--- 文書 ---
══════

2024-07-23 00:00:55 | 美術
目黒区美術館で「青山悟 刺繍少年フォーエバー」を見てきました。

とはいえ、見に行ってからけっこうな日にちが経ってしまいました…が、自分の心覚えのために…。不肖わたくし、青山氏のことはよく知らなかったのですが、メインビジュアルになっていた「東京の朝」に惹かれて行ってまいりました。

目黒区在住の青山氏は刺繍で作品を制作されています…が、これ本当に刺繍?と絶句するほどの超絶技巧です。不肖わたくし、並縫いさえままならない不器用な女ですゆえ、もはや同じ人間とは思えない…と、畏怖の念すら覚えます。そして、その作品は単にリアルなだけではなく、独特のエモさもあり…「東京の朝」の前では思わず動けなくなくなってしまいました…。「About painting」のシリーズは名画を刺繍にし、さらに横軸をsocial-personal、縦軸をradical-conservativeとしたマトリクスの中に配置しています。セザンヌ、ゴッホ、マティス、クレー、マネ、モネ、フェルメール、フリーダ・カーロ…などの有名な作品が驚きの精度で再現されていますが、添えられているコメントがまたいちいち面白いのですよね…。かと思えば、氏の祖父である画家の青山龍水氏の作品と自身の作品を並べたコーナーも。青山氏がアーティストを志したのにはこの祖父の影響があるものの、反発を覚えた時期もあったそうです。作風は違うものの、独特のエモさが受け継がれているような気も…。一方で、労働問題など社会問題をテーマにした作品も制作しています。ウィリアム・モリスやロバート・オーウェンの言葉を刺繍にした作品も。また、刺繍をジェンダーの視点からとらえた作品もありました。19世紀の女性に21世紀のセレブの衣装を重ねた「ユートピア便り」にはビョークやテイラー・スウィフトも登場。「名もなき刺繍家たちに捧ぐ」シリーズには青森のこぎん刺しをテーマにした作品も。また、コロナ禍では「Everyday art market」というプロジェクトを展開、刺繍をしたマスクなどを販売したりしています。最近では目黒区内の小学校でアウトリーチ授業を行い、5年生の児童たちと「常識モンスターをやっつけろ!」というタペストリーを制作するなど、さらに活動の幅を広げています。そして、今回の展覧会のサブタイトルにもなっている「永遠なんてあるのでしょうか」のシリーズではなんとこの展覧会のチラシやアンケートを刺繍で制作しています。やはり驚きの再現度。アンケートには目黒区美術館の存続に関するコメントが刺繍で書かれていました。「永遠なんてあるのでしょうか」とは青山氏が近年取り組んでいるテーマであり、時代とともに社会から姿を消そうとしている「消えゆくもの」への問いかけのメッセージだそうです。姿は消えても思いは思念として残るのかもしれず…。活動が多岐にわたっていることもあり、刺繍でありながら刺繍を超えた何かを見たような展覧会でした。

══════

展覧会の感想の文章から「2024-07-23 00:00:55 | 美術」で始まり「惹かれて行ってまいりました。」まで続く部分を取り出し、「心覚え」を「備忘録」に置き換えて書き直すこと。

══════

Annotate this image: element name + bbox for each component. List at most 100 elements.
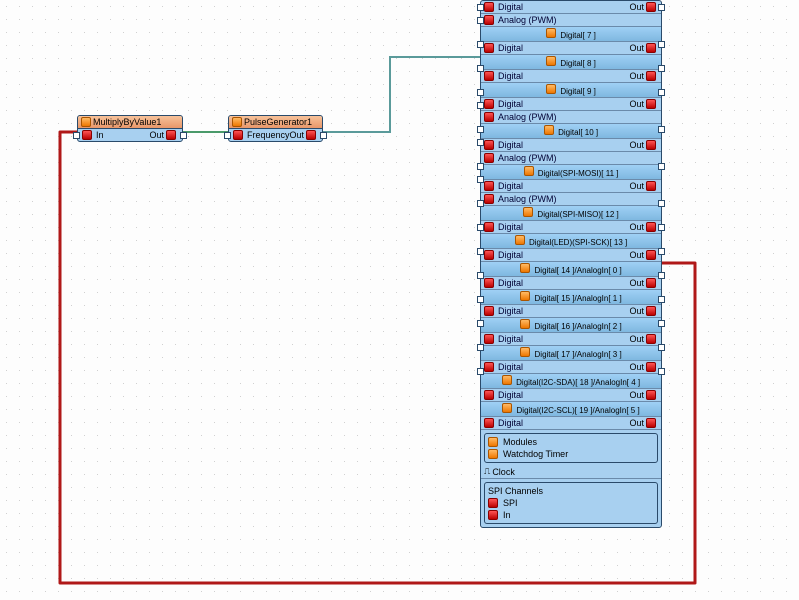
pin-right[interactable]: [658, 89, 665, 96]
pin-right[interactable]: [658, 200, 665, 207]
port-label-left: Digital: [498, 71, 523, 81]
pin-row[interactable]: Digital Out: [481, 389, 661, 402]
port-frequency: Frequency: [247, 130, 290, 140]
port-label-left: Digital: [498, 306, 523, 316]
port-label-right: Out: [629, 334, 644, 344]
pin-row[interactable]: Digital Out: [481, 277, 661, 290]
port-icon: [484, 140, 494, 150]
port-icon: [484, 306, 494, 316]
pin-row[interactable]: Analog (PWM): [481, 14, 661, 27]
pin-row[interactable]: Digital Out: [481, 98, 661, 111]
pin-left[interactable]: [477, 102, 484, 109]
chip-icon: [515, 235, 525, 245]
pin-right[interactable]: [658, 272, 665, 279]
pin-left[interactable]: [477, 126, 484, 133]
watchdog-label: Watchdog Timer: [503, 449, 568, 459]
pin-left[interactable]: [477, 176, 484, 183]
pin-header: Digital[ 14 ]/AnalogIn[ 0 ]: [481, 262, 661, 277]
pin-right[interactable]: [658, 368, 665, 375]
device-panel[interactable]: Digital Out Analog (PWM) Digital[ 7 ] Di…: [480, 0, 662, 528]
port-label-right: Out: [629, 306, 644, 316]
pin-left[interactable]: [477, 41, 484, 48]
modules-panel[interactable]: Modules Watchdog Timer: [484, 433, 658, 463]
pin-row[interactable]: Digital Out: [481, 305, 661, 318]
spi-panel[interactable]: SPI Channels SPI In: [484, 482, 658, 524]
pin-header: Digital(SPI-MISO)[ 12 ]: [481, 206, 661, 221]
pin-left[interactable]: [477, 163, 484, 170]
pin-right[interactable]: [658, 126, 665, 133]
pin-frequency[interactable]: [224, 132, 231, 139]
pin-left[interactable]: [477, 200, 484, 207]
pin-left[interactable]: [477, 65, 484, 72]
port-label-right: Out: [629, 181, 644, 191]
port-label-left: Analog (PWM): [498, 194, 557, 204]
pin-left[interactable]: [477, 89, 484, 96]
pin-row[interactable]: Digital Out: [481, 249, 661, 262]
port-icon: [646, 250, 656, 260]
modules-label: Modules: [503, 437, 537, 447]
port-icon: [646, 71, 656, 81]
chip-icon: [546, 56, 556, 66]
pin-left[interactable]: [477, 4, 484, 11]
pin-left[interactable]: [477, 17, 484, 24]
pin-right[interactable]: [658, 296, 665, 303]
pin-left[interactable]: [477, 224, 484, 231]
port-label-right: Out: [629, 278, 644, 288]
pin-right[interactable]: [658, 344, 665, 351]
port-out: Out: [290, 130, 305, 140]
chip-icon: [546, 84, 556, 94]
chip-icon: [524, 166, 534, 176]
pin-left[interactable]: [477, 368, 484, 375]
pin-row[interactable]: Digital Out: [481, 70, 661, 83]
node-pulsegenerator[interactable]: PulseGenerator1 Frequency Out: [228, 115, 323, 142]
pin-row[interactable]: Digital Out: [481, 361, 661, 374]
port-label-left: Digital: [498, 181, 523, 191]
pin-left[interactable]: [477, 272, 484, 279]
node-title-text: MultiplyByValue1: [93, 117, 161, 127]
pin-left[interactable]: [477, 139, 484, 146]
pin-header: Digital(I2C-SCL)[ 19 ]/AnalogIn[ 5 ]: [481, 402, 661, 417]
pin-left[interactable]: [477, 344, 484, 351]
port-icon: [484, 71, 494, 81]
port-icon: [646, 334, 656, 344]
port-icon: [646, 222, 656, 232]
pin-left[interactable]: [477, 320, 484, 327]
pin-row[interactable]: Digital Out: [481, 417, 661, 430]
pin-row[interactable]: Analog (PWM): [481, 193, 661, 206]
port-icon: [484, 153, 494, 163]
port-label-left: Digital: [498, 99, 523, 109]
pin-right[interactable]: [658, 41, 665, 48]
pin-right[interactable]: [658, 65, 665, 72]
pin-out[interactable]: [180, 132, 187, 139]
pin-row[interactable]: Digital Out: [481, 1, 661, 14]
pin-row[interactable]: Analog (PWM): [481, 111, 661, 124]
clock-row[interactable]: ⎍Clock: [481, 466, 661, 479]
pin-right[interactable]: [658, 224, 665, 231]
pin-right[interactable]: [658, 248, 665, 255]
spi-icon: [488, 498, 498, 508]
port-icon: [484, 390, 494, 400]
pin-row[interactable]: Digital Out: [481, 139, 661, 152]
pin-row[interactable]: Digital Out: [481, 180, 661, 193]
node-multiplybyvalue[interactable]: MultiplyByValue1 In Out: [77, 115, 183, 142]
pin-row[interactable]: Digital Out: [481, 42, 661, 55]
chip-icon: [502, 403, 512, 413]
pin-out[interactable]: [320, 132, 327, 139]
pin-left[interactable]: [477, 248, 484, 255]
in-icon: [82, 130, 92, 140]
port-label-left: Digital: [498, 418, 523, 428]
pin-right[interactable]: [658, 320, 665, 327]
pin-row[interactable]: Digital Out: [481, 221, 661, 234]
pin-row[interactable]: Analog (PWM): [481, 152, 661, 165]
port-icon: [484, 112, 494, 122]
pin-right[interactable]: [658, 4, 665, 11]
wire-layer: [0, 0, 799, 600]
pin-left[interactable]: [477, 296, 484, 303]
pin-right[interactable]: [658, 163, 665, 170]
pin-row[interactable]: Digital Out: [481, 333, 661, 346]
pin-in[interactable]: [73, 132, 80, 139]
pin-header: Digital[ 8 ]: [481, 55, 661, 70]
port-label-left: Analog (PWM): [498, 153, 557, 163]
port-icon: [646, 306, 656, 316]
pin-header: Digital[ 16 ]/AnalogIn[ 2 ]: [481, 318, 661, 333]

══════

--- 出力結果 ---
2024-07-23 00:00:55 | 美術
目黒区美術館で「青山悟 刺繍少年フォーエバー」を見てきました。

とはいえ、見に行ってからけっこうな日にちが経ってしまいました…が、自分の備忘録のために…。不肖わたくし、青山氏のことはよく知らなかったのですが、メインビジュアルになっていた「東京の朝」に惹かれて行ってまいりました。